### Instructions for the task
Restate the material word for word and leave out anything that is a picture.

═════ Data for this task

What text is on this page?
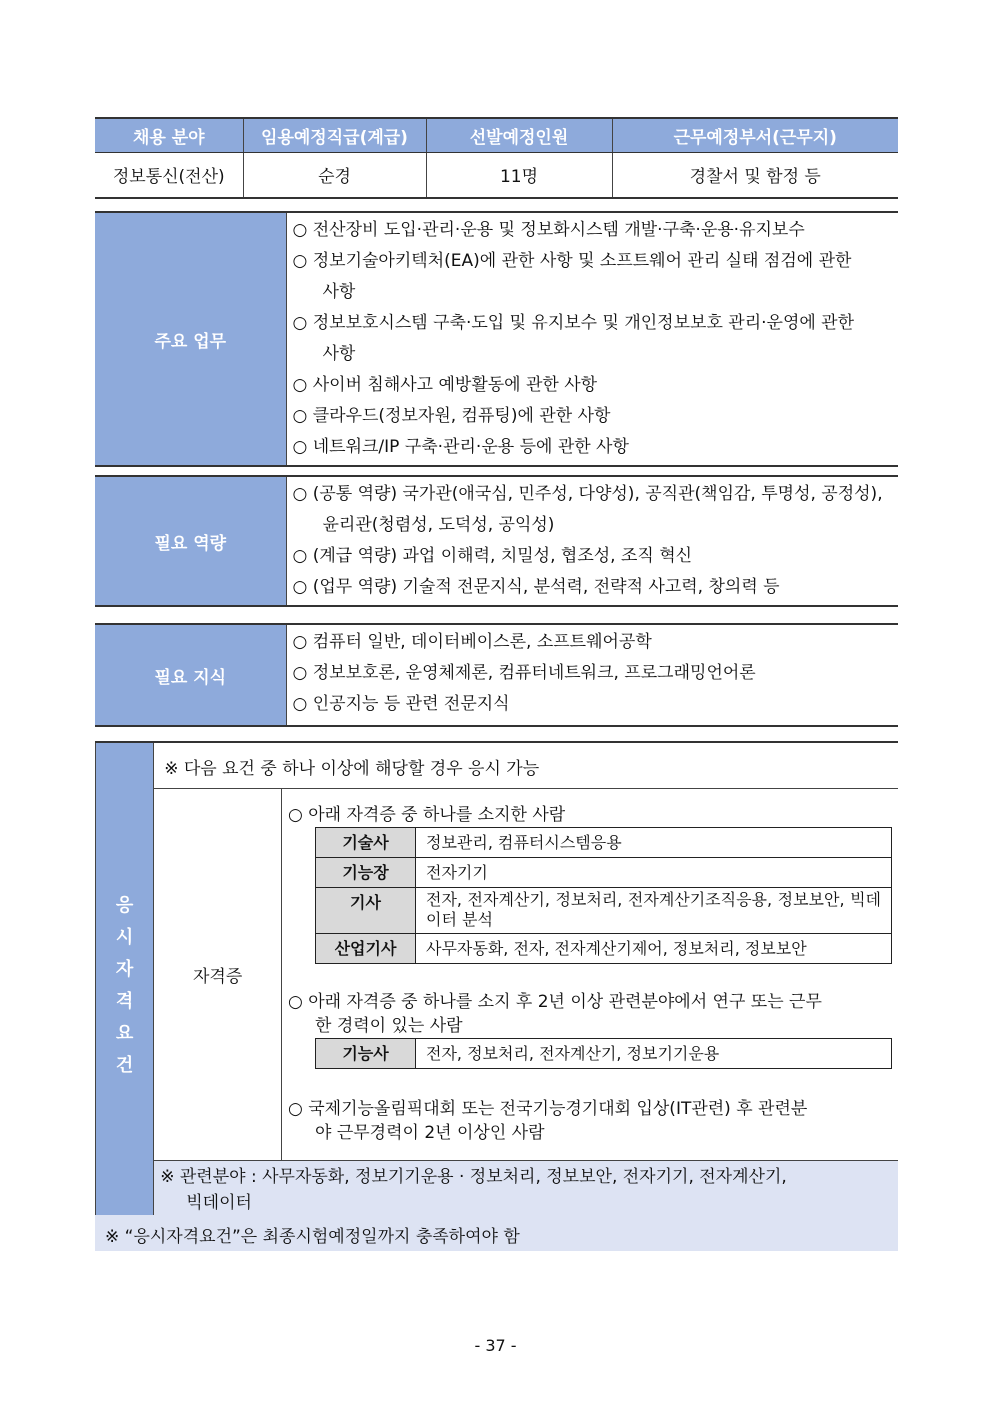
채용 분야	임용예정직급(계급)	선발예정인원	근무예정부서(근무지)
정보통신(전산)	순경	11명	경찰서 및 함정 등
주요 업무	
○ 전산장비 도입·관리·운용 및 정보화시스템 개발·구축·운용·유지보수
○ 정보기술아키텍처(EA)에 관한 사항 및 소프트웨어 관리 실태 점검에 관한
사항
○ 정보보호시스템 구축·도입 및 유지보수 및 개인정보보호 관리·운영에 관한
사항
○ 사이버 침해사고 예방활동에 관한 사항
○ 클라우드(정보자원, 컴퓨팅)에 관한 사항
○ 네트워크/IP 구축·관리·운용 등에 관한 사항
필요 역량	
○ (공통 역량) 국가관(애국심, 민주성, 다양성), 공직관(책임감, 투명성, 공정성),
윤리관(청렴성, 도덕성, 공익성)
○ (계급 역량) 과업 이해력, 치밀성, 협조성, 조직 혁신
○ (업무 역량) 기술적 전문지식, 분석력, 전략적 사고력, 창의력 등
필요 지식	
○ 컴퓨터 일반, 데이터베이스론, 소프트웨어공학
○ 정보보호론, 운영체제론, 컴퓨터네트워크, 프로그래밍언어론
○ 인공지능 등 관련 전문지식
응
시
자
격
요
건
	※ 다음 요건 중 하나 이상에 해당할 경우 응시 가능
자격증	
○ 아래 자격증 중 하나를 소지한 사람
기술사	정보관리, 컴퓨터시스템응용
기능장	전자기기
기사	전자, 전자계산기, 정보처리, 전자계산기조직응용, 정보보안, 빅데이터 분석
산업기사	사무자동화, 전자, 전자계산기제어, 정보처리, 정보보안
○ 아래 자격증 중 하나를 소지 후 2년 이상 관련분야에서 연구 또는 근무
한 경력이 있는 사람
기능사	전자, 정보처리, 전자계산기, 정보기기운용
○ 국제기능올림픽대회 또는 전국기능경기대회 입상(IT관련) 후 관련분
야 근무경력이 2년 이상인 사람

※ 관련분야 : 사무자동화, 정보기기운용 · 정보처리, 정보보안, 전자기기, 전자계산기,
빅데이터
※ “응시자격요건”은 최종시험예정일까지 충족하여야 함
- 37 -
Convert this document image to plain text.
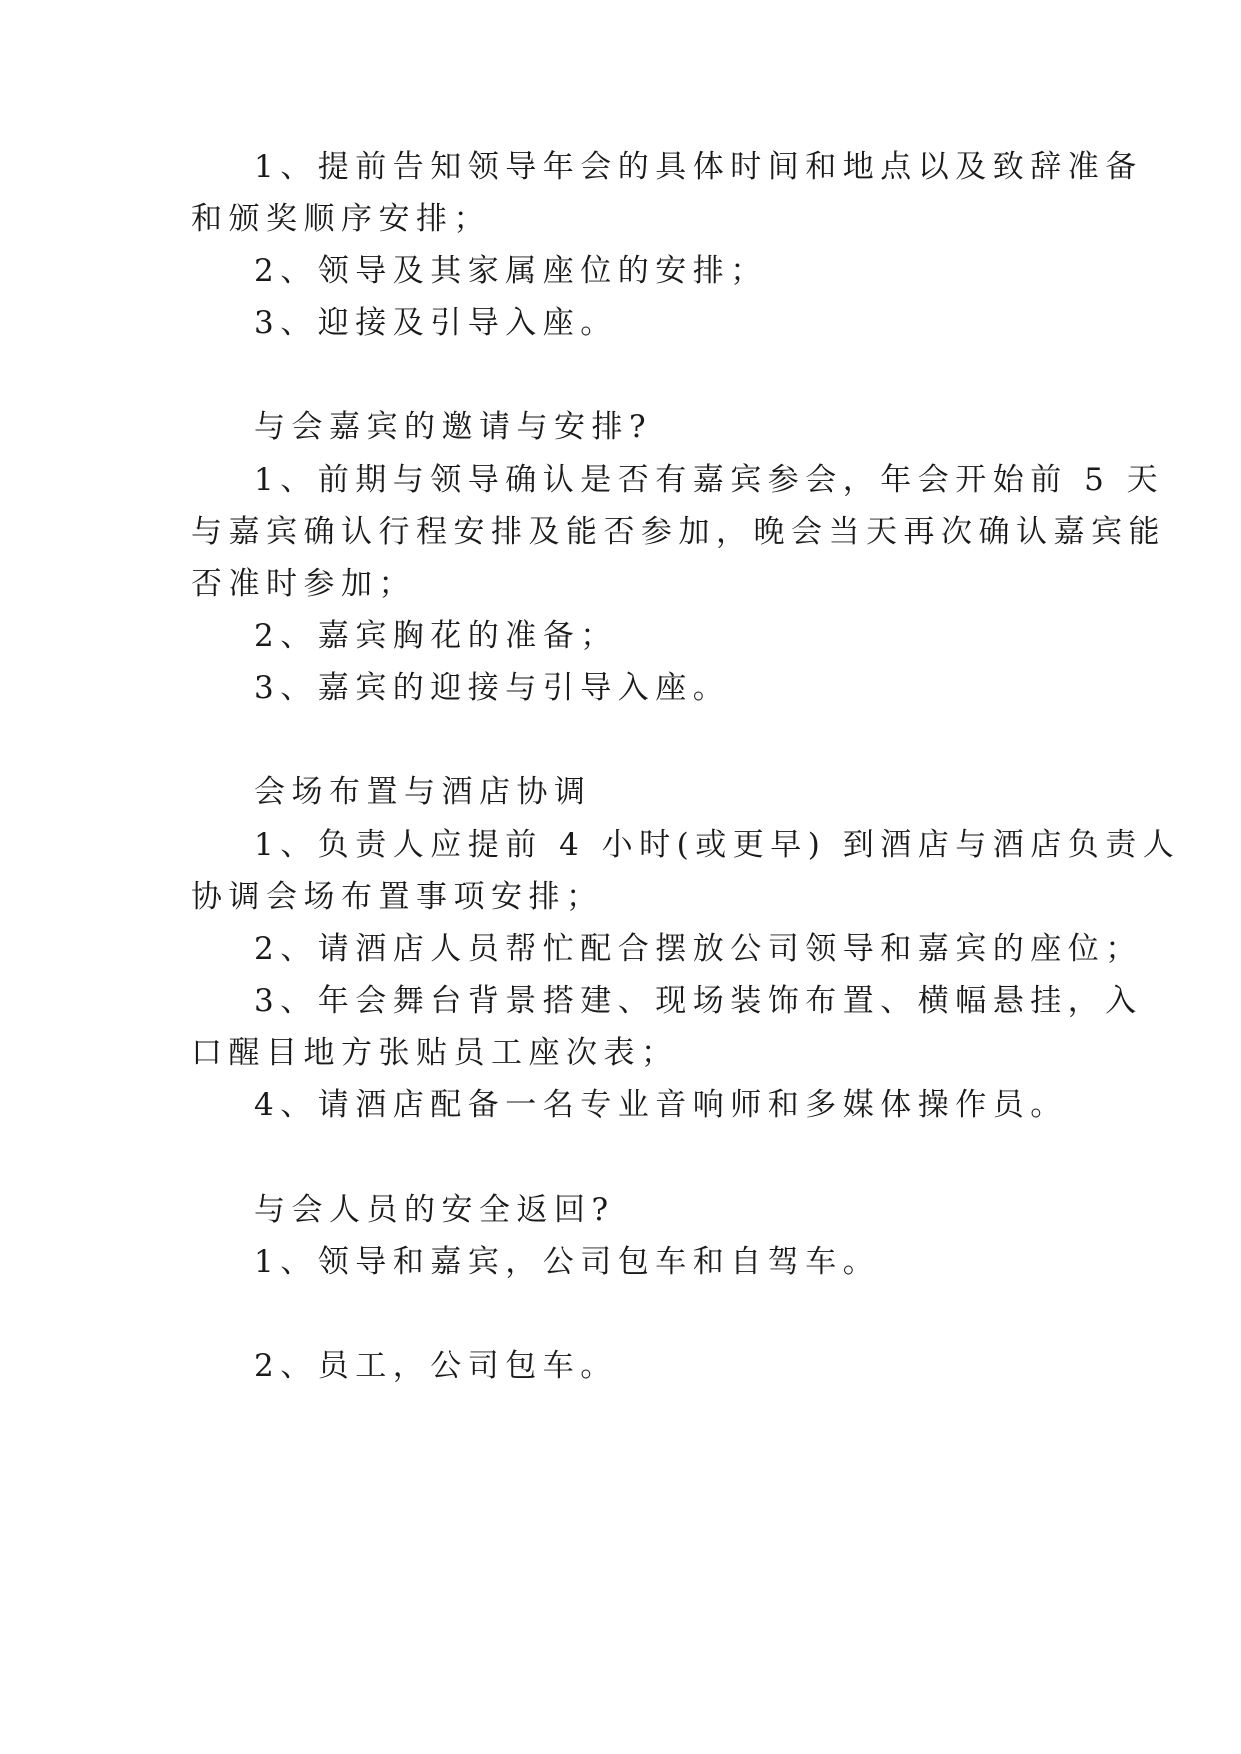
1、提前告知领导年会的具体时间和地点以及致辞准备

和颁奖顺序安排；

2、领导及其家属座位的安排；

3、迎接及引导入座。

与会嘉宾的邀请与安排?

1、前期与领导确认是否有嘉宾参会，年会开始前 5 天

与嘉宾确认行程安排及能否参加，晚会当天再次确认嘉宾能

否准时参加；

2、嘉宾胸花的准备；

3、嘉宾的迎接与引导入座。

会场布置与酒店协调

1、负责人应提前 4 小时(或更早) 到酒店与酒店负责人

协调会场布置事项安排；

2、请酒店人员帮忙配合摆放公司领导和嘉宾的座位；

3、年会舞台背景搭建、现场装饰布置、横幅悬挂，入

口醒目地方张贴员工座次表；

4、请酒店配备一名专业音响师和多媒体操作员。

与会人员的安全返回?

1、领导和嘉宾，公司包车和自驾车。

2、员工，公司包车。
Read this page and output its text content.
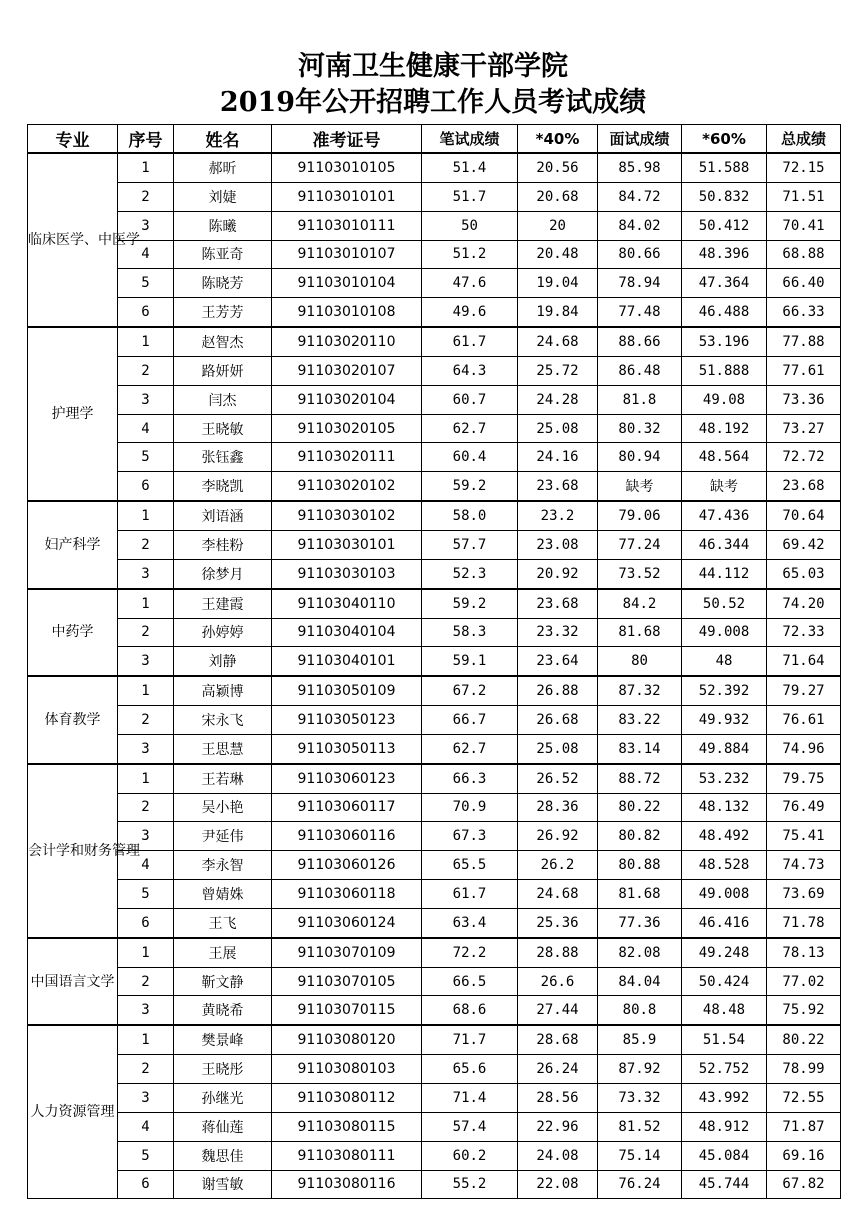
河南卫生健康干部学院
2019年公开招聘工作人员考试成绩
专业	序号	姓名	准考证号	笔试成绩	*40%	面试成绩	*60%	总成绩
临床医学、中医学	1	郝昕	91103010105	51.4	20.56	85.98	51.588	72.15
	2	刘婕	91103010101	51.7	20.68	84.72	50.832	71.51
	3	陈曦	91103010111	50	20	84.02	50.412	70.41
	4	陈亚奇	91103010107	51.2	20.48	80.66	48.396	68.88
	5	陈晓芳	91103010104	47.6	19.04	78.94	47.364	66.40
	6	王芳芳	91103010108	49.6	19.84	77.48	46.488	66.33
护理学	1	赵智杰	91103020110	61.7	24.68	88.66	53.196	77.88
	2	路妍妍	91103020107	64.3	25.72	86.48	51.888	77.61
	3	闫杰	91103020104	60.7	24.28	81.8	49.08	73.36
	4	王晓敏	91103020105	62.7	25.08	80.32	48.192	73.27
	5	张钰鑫	91103020111	60.4	24.16	80.94	48.564	72.72
	6	李晓凯	91103020102	59.2	23.68	缺考	缺考	23.68
妇产科学	1	刘语涵	91103030102	58.0	23.2	79.06	47.436	70.64
	2	李桂粉	91103030101	57.7	23.08	77.24	46.344	69.42
	3	徐梦月	91103030103	52.3	20.92	73.52	44.112	65.03
中药学	1	王建霞	91103040110	59.2	23.68	84.2	50.52	74.20
	2	孙婷婷	91103040104	58.3	23.32	81.68	49.008	72.33
	3	刘静	91103040101	59.1	23.64	80	48	71.64
体育教学	1	高颖博	91103050109	67.2	26.88	87.32	52.392	79.27
	2	宋永飞	91103050123	66.7	26.68	83.22	49.932	76.61
	3	王思慧	91103050113	62.7	25.08	83.14	49.884	74.96
会计学和财务管理	1	王若琳	91103060123	66.3	26.52	88.72	53.232	79.75
	2	吴小艳	91103060117	70.9	28.36	80.22	48.132	76.49
	3	尹延伟	91103060116	67.3	26.92	80.82	48.492	75.41
	4	李永智	91103060126	65.5	26.2	80.88	48.528	74.73
	5	曾婧姝	91103060118	61.7	24.68	81.68	49.008	73.69
	6	王飞	91103060124	63.4	25.36	77.36	46.416	71.78
中国语言文学	1	王展	91103070109	72.2	28.88	82.08	49.248	78.13
	2	靳文静	91103070105	66.5	26.6	84.04	50.424	77.02
	3	黄晓希	91103070115	68.6	27.44	80.8	48.48	75.92
人力资源管理	1	樊景峰	91103080120	71.7	28.68	85.9	51.54	80.22
	2	王晓彤	91103080103	65.6	26.24	87.92	52.752	78.99
	3	孙继光	91103080112	71.4	28.56	73.32	43.992	72.55
	4	蒋仙莲	91103080115	57.4	22.96	81.52	48.912	71.87
	5	魏思佳	91103080111	60.2	24.08	75.14	45.084	69.16
	6	谢雪敏	91103080116	55.2	22.08	76.24	45.744	67.82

══════════

### Solution to the problem
What text is on this page?
채용 분야	임용예정직급(계급)	선발예정인원	근무예정부서(근무지)
정보통신(전산)	순경	11명	경찰서 및 함정 등
주요 업무	
○ 전산장비 도입·관리·운용 및 정보화시스템 개발·구축·운용·유지보수
○ 정보기술아키텍처(EA)에 관한 사항 및 소프트웨어 관리 실태 점검에 관한
사항
○ 정보보호시스템 구축·도입 및 유지보수 및 개인정보보호 관리·운영에 관한
사항
○ 사이버 침해사고 예방활동에 관한 사항
○ 클라우드(정보자원, 컴퓨팅)에 관한 사항
○ 네트워크/IP 구축·관리·운용 등에 관한 사항
필요 역량	
○ (공통 역량) 국가관(애국심, 민주성, 다양성), 공직관(책임감, 투명성, 공정성),
윤리관(청렴성, 도덕성, 공익성)
○ (계급 역량) 과업 이해력, 치밀성, 협조성, 조직 혁신
○ (업무 역량) 기술적 전문지식, 분석력, 전략적 사고력, 창의력 등
필요 지식	
○ 컴퓨터 일반, 데이터베이스론, 소프트웨어공학
○ 정보보호론, 운영체제론, 컴퓨터네트워크, 프로그래밍언어론
○ 인공지능 등 관련 전문지식
응
시
자
격
요
건
	※ 다음 요건 중 하나 이상에 해당할 경우 응시 가능
자격증	
○ 아래 자격증 중 하나를 소지한 사람
기술사	정보관리, 컴퓨터시스템응용
기능장	전자기기
기사	전자, 전자계산기, 정보처리, 전자계산기조직응용, 정보보안, 빅데이터 분석
산업기사	사무자동화, 전자, 전자계산기제어, 정보처리, 정보보안
○ 아래 자격증 중 하나를 소지 후 2년 이상 관련분야에서 연구 또는 근무
한 경력이 있는 사람
기능사	전자, 정보처리, 전자계산기, 정보기기운용
○ 국제기능올림픽대회 또는 전국기능경기대회 입상(IT관련) 후 관련분
야 근무경력이 2년 이상인 사람

※ 관련분야 : 사무자동화, 정보기기운용 · 정보처리, 정보보안, 전자기기, 전자계산기,
빅데이터
※ “응시자격요건”은 최종시험예정일까지 충족하여야 함
- 37 -
Convert this document image to plain text.
1、提前告知领导年会的具体时间和地点以及致辞准备

和颁奖顺序安排；

2、领导及其家属座位的安排；

3、迎接及引导入座。

与会嘉宾的邀请与安排?

1、前期与领导确认是否有嘉宾参会，年会开始前 5 天

与嘉宾确认行程安排及能否参加，晚会当天再次确认嘉宾能

否准时参加；

2、嘉宾胸花的准备；

3、嘉宾的迎接与引导入座。

会场布置与酒店协调

1、负责人应提前 4 小时(或更早) 到酒店与酒店负责人

协调会场布置事项安排；

2、请酒店人员帮忙配合摆放公司领导和嘉宾的座位；

3、年会舞台背景搭建、现场装饰布置、横幅悬挂，入

口醒目地方张贴员工座次表；

4、请酒店配备一名专业音响师和多媒体操作员。

与会人员的安全返回?

1、领导和嘉宾，公司包车和自驾车。

2、员工，公司包车。
Read this page and output its text content.
河南卫生健康干部学院
2019年公开招聘工作人员考试成绩
专业	序号	姓名	准考证号	笔试成绩	*40%	面试成绩	*60%	总成绩
临床医学、中医学	1	郝昕	91103010105	51.4	20.56	85.98	51.588	72.15
	2	刘婕	91103010101	51.7	20.68	84.72	50.832	71.51
	3	陈曦	91103010111	50	20	84.02	50.412	70.41
	4	陈亚奇	91103010107	51.2	20.48	80.66	48.396	68.88
	5	陈晓芳	91103010104	47.6	19.04	78.94	47.364	66.40
	6	王芳芳	91103010108	49.6	19.84	77.48	46.488	66.33
护理学	1	赵智杰	91103020110	61.7	24.68	88.66	53.196	77.88
	2	路妍妍	91103020107	64.3	25.72	86.48	51.888	77.61
	3	闫杰	91103020104	60.7	24.28	81.8	49.08	73.36
	4	王晓敏	91103020105	62.7	25.08	80.32	48.192	73.27
	5	张钰鑫	91103020111	60.4	24.16	80.94	48.564	72.72
	6	李晓凯	91103020102	59.2	23.68	缺考	缺考	23.68
妇产科学	1	刘语涵	91103030102	58.0	23.2	79.06	47.436	70.64
	2	李桂粉	91103030101	57.7	23.08	77.24	46.344	69.42
	3	徐梦月	91103030103	52.3	20.92	73.52	44.112	65.03
中药学	1	王建霞	91103040110	59.2	23.68	84.2	50.52	74.20
	2	孙婷婷	91103040104	58.3	23.32	81.68	49.008	72.33
	3	刘静	91103040101	59.1	23.64	80	48	71.64
体育教学	1	高颖博	91103050109	67.2	26.88	87.32	52.392	79.27
	2	宋永飞	91103050123	66.7	26.68	83.22	49.932	76.61
	3	王思慧	91103050113	62.7	25.08	83.14	49.884	74.96
会计学和财务管理	1	王若琳	91103060123	66.3	26.52	88.72	53.232	79.75
	2	吴小艳	91103060117	70.9	28.36	80.22	48.132	76.49
	3	尹延伟	91103060116	67.3	26.92	80.82	48.492	75.41
	4	李永智	91103060126	65.5	26.2	80.88	48.528	74.73
	5	曾婧姝	91103060118	61.7	24.68	81.68	49.008	73.69
	6	王飞	91103060124	63.4	25.36	77.36	46.416	71.78
中国语言文学	1	王展	91103070109	72.2	28.88	82.08	49.248	78.13
	2	靳文静	91103070105	66.5	26.6	84.04	50.424	77.02
	3	黄晓希	91103070115	68.6	27.44	80.8	48.48	75.92
人力资源管理	1	樊景峰	91103080120	71.7	28.68	85.9	51.54	80.22
	2	王晓彤	91103080103	65.6	26.24	87.92	52.752	78.99
	3	孙继光	91103080112	71.4	28.56	73.32	43.992	72.55
	4	蒋仙莲	91103080115	57.4	22.96	81.52	48.912	71.87
	5	魏思佳	91103080111	60.2	24.08	75.14	45.084	69.16
	6	谢雪敏	91103080116	55.2	22.08	76.24	45.744	67.82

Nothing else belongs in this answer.